**The task:**
Find the lines containing the word "profile" and copy every one of them.

**Provided records:**

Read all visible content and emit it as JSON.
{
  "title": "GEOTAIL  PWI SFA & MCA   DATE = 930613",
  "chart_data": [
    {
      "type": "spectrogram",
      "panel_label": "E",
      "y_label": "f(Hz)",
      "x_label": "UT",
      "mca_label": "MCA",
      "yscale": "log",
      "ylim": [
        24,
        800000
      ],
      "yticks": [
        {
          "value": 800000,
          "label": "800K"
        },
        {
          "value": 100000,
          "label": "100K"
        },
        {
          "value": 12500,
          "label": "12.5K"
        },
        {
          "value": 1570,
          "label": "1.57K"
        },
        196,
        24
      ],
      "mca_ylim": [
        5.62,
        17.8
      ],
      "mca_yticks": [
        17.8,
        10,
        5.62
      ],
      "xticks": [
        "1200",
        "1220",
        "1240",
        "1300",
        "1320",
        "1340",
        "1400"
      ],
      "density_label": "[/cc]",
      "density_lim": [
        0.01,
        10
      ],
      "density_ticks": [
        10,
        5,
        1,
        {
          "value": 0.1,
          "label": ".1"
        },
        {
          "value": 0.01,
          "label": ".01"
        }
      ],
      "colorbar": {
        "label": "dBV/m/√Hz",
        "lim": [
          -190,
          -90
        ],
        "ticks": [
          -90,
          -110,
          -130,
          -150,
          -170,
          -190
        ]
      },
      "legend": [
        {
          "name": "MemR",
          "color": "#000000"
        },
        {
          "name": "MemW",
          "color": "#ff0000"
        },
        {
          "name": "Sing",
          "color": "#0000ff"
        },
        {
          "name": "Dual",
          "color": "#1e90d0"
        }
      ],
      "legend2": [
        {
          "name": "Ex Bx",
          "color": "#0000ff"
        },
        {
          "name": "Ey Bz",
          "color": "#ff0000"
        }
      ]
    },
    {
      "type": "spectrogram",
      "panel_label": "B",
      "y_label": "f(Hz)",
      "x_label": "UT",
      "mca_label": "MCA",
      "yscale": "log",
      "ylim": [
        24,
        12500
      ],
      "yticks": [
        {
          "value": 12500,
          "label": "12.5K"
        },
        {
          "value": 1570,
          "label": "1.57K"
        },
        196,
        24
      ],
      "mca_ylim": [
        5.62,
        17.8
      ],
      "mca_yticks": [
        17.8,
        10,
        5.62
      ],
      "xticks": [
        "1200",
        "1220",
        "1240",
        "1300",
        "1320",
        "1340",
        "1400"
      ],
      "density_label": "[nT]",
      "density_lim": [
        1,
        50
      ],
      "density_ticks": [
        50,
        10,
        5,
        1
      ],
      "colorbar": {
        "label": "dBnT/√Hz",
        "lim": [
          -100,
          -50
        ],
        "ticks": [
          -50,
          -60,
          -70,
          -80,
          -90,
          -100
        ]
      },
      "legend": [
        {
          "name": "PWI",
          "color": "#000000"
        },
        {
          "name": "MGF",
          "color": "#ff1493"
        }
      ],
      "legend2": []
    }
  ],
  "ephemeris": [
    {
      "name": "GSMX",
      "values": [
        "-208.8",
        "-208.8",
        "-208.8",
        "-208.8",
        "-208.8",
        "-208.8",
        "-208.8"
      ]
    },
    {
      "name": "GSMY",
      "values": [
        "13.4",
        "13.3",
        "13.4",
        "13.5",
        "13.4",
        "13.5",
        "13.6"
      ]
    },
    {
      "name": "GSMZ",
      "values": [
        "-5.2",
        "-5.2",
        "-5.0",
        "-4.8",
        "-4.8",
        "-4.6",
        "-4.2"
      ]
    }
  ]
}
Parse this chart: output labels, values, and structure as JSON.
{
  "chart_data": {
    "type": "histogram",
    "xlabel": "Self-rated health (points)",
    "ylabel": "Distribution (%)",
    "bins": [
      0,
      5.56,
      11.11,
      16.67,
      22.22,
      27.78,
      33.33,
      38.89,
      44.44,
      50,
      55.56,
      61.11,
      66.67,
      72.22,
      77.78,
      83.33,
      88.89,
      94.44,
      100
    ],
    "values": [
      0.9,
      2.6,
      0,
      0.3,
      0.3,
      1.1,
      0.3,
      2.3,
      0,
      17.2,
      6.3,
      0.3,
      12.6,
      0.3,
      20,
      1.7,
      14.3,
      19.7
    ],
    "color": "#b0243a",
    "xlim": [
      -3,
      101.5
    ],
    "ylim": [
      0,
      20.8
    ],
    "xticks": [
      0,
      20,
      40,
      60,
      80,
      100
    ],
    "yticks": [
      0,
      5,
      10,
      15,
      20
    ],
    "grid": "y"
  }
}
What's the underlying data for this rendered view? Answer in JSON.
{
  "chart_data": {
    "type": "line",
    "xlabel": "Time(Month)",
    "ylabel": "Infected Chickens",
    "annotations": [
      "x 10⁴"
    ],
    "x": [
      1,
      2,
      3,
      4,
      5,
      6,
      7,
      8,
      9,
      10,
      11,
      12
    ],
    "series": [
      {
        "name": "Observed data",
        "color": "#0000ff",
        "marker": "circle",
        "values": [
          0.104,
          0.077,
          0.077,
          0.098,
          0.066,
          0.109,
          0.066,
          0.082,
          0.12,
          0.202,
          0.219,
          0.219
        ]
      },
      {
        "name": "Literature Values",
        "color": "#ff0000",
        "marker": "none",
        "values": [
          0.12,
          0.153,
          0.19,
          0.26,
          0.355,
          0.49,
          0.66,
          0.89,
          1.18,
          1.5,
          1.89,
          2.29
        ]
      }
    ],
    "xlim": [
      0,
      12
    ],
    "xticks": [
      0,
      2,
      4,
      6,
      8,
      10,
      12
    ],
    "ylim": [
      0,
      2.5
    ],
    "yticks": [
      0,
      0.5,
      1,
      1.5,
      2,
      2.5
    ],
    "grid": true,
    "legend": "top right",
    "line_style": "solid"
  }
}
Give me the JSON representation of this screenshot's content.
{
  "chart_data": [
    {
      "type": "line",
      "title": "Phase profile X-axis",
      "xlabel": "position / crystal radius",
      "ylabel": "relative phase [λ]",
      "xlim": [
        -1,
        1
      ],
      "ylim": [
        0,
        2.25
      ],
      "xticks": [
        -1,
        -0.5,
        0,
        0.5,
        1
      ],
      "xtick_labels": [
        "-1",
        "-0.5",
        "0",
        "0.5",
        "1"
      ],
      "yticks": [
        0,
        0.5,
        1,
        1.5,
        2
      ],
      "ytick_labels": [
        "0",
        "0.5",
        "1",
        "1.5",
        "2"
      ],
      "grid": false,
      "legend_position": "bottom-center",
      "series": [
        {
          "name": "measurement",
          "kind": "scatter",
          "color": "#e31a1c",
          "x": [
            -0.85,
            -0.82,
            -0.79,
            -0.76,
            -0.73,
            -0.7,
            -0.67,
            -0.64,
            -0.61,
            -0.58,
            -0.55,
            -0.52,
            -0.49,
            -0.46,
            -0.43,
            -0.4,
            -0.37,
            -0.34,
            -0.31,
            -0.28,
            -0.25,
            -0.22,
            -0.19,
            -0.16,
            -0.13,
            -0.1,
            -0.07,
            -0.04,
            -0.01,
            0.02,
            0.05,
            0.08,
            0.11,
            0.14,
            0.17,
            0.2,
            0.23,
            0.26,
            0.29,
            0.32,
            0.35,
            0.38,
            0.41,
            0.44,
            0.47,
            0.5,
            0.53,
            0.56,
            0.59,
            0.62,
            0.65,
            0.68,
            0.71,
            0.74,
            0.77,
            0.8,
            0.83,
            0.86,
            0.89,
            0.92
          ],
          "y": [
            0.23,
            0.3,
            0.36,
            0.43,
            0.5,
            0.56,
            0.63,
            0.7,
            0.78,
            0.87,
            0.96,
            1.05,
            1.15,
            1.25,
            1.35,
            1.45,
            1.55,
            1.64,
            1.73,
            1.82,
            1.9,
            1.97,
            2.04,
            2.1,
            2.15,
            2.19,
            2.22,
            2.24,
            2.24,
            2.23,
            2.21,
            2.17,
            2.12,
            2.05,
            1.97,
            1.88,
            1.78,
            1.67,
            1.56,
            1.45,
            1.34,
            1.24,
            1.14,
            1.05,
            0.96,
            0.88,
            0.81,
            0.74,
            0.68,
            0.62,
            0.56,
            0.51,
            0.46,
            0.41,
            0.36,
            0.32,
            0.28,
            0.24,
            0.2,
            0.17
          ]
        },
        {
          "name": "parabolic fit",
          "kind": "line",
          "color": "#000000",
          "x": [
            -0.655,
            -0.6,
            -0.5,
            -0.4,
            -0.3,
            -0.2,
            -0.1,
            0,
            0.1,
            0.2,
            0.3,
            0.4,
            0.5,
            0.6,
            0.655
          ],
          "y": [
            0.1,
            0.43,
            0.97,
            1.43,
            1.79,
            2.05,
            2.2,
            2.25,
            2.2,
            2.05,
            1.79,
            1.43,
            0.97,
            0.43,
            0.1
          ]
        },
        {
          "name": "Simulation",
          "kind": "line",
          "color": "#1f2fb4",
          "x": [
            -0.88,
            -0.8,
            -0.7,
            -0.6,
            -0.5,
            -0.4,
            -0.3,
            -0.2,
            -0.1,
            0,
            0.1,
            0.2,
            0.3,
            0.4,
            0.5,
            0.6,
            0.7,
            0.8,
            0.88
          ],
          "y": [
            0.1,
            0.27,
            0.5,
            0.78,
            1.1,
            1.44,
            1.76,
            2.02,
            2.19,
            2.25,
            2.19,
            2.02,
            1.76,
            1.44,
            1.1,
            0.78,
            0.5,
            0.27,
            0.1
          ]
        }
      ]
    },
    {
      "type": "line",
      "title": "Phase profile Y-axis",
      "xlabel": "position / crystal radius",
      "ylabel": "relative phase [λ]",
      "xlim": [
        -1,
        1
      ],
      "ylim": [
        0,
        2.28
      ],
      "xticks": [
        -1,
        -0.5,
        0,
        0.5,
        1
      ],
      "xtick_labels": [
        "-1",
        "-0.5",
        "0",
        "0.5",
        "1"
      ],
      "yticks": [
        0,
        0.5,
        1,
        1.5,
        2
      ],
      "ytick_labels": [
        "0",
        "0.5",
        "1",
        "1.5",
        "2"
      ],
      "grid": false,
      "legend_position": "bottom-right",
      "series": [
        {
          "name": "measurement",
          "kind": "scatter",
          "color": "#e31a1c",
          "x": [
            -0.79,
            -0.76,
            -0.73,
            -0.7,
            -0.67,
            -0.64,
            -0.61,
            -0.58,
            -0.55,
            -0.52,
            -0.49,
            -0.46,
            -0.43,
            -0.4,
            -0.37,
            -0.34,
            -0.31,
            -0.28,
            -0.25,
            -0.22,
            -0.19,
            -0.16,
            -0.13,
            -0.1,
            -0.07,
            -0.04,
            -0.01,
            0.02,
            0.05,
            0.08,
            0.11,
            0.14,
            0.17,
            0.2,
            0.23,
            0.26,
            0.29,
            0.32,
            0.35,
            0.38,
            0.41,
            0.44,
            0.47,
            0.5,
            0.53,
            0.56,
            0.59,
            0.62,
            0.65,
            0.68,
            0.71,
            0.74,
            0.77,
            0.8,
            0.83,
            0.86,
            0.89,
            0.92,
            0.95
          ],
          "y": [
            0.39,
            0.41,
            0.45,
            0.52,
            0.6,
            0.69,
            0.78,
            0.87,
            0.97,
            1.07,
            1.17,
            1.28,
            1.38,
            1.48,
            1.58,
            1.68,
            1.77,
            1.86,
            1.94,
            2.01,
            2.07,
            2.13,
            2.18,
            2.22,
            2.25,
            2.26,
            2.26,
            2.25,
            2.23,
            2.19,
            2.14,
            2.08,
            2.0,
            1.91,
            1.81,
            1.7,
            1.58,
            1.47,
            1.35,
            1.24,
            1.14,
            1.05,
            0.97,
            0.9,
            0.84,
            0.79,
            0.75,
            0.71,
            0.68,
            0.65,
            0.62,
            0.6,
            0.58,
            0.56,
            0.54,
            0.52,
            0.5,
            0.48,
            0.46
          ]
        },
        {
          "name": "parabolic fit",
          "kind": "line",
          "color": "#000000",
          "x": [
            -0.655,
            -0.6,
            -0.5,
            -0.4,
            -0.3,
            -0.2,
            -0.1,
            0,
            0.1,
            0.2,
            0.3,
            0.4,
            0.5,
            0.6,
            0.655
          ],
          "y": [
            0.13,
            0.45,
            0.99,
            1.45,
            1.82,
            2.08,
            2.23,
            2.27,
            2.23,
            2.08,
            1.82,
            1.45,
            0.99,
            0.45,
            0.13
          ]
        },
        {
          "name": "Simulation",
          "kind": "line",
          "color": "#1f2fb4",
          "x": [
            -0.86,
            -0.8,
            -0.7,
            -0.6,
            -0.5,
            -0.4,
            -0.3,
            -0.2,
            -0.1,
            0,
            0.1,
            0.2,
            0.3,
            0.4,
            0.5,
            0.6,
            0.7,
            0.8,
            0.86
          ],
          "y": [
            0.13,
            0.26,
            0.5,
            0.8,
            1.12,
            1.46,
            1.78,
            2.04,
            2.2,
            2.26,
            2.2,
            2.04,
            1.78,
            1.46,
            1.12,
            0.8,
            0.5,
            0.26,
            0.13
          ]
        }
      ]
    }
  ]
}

**The completed task:**
      "title": "Phase profile X-axis",
      "title": "Phase profile Y-axis",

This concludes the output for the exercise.